ASSIGNMENT
Search the records for the string "image" and return each line that has it.

[Excerpts from a dataset]
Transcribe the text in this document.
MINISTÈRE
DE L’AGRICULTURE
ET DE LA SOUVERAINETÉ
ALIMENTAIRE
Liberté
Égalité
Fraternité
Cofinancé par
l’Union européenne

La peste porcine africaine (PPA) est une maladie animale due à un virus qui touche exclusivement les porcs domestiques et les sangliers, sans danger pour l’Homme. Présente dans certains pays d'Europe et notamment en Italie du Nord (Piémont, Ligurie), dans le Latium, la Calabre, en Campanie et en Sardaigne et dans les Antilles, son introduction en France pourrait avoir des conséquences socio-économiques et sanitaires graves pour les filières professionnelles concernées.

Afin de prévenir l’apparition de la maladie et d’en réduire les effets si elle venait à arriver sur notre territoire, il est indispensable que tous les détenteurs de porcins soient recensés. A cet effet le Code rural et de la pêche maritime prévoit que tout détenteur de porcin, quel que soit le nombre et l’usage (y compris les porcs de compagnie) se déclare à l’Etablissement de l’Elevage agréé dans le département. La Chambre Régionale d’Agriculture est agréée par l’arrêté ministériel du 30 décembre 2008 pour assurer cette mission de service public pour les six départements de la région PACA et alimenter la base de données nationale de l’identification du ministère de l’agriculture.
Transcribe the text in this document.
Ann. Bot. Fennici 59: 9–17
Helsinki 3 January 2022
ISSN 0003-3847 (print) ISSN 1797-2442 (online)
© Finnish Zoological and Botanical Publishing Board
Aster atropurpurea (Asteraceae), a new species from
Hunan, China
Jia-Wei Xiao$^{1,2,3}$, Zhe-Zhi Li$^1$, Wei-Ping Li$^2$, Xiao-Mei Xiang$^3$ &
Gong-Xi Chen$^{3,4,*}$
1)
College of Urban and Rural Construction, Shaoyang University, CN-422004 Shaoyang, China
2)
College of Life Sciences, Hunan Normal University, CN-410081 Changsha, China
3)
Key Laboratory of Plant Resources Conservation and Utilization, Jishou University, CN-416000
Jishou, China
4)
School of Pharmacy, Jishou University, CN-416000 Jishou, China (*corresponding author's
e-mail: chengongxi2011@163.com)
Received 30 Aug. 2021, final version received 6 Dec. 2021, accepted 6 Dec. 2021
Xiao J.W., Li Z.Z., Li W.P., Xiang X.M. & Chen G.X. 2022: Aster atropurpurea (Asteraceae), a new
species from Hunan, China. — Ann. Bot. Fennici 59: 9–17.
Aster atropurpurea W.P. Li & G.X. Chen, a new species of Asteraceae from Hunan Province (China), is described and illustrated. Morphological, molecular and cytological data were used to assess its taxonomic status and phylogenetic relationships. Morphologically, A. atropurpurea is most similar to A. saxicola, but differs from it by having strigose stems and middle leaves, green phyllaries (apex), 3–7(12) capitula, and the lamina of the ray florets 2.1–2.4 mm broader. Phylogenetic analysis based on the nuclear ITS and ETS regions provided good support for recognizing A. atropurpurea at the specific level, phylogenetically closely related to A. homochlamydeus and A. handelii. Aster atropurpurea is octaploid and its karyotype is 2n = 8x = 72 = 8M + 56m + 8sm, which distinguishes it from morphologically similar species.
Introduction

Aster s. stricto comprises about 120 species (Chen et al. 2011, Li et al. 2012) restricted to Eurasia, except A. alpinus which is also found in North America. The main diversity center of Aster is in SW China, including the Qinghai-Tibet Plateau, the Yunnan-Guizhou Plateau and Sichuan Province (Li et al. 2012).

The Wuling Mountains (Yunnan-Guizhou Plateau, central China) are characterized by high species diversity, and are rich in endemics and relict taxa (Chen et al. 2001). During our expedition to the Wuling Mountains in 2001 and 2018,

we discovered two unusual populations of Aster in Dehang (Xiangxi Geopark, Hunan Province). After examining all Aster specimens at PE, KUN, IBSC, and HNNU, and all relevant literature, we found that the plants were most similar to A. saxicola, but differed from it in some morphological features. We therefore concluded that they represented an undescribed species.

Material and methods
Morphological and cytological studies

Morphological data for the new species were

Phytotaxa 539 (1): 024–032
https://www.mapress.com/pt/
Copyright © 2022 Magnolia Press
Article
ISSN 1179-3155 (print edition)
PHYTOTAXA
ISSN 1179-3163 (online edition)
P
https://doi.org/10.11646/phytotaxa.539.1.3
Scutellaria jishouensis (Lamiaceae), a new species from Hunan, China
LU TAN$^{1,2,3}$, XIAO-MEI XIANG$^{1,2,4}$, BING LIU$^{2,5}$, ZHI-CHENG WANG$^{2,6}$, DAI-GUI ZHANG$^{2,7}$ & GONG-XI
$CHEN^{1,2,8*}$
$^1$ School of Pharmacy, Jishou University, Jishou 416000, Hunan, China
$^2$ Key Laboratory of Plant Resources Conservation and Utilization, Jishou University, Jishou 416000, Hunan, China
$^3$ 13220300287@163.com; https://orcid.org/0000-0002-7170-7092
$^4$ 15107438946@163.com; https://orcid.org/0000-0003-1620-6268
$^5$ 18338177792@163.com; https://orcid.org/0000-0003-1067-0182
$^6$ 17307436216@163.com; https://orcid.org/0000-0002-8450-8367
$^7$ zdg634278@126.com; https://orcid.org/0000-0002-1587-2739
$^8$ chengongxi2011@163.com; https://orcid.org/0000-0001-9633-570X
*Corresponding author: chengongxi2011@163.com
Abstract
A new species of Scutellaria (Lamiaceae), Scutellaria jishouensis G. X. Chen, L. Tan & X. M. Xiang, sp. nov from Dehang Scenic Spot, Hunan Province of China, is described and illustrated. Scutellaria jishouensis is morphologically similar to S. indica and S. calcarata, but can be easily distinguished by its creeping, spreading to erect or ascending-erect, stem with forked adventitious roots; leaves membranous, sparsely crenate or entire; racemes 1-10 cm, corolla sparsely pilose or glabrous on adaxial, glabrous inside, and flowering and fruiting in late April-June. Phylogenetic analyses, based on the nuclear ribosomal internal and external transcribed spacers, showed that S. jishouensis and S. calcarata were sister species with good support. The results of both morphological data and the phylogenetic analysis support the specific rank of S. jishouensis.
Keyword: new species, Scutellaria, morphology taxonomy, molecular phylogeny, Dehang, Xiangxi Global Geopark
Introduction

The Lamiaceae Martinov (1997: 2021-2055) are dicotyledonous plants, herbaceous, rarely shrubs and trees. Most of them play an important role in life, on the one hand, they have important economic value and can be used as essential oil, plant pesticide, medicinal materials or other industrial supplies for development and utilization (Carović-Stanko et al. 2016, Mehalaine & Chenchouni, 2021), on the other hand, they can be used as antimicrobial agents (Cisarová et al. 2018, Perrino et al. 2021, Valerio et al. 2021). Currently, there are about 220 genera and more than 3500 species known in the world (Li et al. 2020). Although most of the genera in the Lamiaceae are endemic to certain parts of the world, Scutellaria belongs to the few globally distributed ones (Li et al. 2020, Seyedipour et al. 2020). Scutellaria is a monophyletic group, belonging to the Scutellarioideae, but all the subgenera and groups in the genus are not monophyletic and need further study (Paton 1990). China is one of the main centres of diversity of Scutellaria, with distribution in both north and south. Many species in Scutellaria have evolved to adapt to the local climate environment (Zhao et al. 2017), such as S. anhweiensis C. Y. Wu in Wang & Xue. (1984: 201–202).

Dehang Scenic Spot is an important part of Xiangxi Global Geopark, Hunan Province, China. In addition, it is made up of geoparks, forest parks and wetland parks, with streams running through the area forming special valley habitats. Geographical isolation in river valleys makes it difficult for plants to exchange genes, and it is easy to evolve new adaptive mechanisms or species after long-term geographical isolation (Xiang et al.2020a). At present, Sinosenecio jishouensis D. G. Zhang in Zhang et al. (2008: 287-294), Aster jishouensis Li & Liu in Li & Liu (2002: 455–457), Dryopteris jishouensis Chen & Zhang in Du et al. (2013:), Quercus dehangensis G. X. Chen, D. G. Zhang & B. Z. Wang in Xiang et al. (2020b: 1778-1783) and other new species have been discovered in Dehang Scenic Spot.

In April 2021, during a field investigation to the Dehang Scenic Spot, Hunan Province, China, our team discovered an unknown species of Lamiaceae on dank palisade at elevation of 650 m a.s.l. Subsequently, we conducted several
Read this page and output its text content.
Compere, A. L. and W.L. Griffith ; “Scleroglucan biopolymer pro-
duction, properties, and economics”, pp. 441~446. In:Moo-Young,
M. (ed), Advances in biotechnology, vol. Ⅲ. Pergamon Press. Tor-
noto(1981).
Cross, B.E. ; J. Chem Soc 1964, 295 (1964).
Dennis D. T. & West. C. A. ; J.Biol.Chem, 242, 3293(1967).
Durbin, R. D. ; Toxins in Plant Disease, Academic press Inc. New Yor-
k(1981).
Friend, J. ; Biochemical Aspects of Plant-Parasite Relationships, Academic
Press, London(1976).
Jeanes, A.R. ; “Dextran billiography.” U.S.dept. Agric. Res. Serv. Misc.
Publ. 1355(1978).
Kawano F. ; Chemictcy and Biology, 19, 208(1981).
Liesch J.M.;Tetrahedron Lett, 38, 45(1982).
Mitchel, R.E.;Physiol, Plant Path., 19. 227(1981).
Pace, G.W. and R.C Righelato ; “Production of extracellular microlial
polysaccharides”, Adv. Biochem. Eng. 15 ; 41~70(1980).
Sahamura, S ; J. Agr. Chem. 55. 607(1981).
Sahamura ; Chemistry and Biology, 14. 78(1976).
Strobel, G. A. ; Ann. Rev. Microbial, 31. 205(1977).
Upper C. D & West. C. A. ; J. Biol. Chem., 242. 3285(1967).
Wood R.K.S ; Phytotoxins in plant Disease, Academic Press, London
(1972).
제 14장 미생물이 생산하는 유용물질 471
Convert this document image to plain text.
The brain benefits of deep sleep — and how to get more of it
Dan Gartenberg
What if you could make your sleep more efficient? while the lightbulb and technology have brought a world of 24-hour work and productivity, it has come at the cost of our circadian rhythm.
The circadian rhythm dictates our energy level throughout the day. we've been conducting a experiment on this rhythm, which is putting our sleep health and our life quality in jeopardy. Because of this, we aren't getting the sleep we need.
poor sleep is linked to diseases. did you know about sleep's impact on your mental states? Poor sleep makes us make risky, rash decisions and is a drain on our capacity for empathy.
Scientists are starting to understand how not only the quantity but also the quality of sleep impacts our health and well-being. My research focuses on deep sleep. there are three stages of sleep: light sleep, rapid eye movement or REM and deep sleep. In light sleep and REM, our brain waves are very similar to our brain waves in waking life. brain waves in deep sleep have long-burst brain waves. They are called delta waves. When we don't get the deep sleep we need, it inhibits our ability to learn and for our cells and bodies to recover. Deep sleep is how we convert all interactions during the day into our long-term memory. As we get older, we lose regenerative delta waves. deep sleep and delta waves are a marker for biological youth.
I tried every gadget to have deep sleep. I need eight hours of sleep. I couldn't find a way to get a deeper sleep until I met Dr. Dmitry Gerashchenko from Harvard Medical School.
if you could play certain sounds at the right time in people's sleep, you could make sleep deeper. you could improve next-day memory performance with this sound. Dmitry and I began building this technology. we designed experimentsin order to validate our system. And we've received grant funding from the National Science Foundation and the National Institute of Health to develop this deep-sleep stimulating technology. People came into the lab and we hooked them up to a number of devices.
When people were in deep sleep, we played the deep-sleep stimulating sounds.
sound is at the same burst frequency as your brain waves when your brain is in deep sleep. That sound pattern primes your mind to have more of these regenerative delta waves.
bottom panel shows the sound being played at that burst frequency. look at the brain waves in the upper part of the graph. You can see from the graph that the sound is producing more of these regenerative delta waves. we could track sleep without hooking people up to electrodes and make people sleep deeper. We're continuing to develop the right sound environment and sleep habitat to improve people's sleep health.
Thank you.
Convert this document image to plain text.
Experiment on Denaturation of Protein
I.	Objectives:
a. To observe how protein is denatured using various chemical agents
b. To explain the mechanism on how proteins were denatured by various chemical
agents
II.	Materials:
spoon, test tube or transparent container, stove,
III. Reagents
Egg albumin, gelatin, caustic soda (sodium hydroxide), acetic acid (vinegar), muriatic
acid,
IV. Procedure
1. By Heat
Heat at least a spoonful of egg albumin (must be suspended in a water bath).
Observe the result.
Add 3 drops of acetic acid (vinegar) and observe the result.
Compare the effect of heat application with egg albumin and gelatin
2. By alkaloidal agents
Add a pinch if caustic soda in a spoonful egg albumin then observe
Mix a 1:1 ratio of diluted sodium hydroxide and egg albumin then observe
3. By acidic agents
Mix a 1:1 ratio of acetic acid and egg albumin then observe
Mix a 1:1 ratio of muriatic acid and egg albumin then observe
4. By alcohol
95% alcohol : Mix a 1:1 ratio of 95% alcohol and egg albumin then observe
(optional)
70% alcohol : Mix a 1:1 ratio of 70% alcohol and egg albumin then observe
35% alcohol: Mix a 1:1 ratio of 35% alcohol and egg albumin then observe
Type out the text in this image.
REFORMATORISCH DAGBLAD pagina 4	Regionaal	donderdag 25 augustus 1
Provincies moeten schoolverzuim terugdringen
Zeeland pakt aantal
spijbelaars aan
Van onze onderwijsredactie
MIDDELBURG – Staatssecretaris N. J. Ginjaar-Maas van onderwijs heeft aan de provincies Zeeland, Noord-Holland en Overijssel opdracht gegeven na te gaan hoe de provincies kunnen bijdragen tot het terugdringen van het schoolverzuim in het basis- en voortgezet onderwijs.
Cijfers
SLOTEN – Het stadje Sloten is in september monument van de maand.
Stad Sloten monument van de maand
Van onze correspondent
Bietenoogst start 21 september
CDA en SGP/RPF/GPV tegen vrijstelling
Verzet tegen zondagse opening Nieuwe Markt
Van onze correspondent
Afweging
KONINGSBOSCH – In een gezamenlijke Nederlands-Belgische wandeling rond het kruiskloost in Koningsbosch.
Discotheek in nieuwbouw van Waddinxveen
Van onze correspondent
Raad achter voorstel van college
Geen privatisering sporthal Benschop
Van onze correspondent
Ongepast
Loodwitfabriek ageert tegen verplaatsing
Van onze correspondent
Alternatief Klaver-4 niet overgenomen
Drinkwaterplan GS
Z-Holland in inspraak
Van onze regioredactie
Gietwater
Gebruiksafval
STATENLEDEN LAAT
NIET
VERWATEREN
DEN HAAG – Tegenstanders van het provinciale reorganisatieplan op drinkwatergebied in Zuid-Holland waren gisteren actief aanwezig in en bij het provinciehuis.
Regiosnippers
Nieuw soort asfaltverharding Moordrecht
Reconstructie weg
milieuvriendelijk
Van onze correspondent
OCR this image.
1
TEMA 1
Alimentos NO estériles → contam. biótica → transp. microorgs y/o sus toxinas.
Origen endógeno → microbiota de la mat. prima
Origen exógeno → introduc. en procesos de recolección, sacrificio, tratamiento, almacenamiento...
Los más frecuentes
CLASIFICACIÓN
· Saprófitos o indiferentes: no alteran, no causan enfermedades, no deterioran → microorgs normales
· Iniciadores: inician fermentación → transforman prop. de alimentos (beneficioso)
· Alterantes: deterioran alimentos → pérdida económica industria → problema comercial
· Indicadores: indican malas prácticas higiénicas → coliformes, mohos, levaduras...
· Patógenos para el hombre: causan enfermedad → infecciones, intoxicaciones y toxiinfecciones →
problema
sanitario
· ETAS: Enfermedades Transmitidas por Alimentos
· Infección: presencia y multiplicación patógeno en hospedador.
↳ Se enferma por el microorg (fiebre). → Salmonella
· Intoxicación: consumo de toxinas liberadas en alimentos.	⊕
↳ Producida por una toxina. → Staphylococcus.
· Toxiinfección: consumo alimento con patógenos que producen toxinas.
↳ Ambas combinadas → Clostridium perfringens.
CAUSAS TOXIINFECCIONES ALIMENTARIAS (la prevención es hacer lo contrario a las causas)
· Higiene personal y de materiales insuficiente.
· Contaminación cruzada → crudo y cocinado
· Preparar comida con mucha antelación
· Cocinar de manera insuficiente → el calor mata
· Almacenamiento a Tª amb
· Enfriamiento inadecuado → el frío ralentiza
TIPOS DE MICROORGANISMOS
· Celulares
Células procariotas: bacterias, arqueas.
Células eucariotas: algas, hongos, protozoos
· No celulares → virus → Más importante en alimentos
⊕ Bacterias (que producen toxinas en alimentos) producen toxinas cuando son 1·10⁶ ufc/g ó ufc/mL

EXERCISE OUTPUT
Convert this document image to plain text.
Convert this document image to plain text.
Type out the text in this image.
OCR this image.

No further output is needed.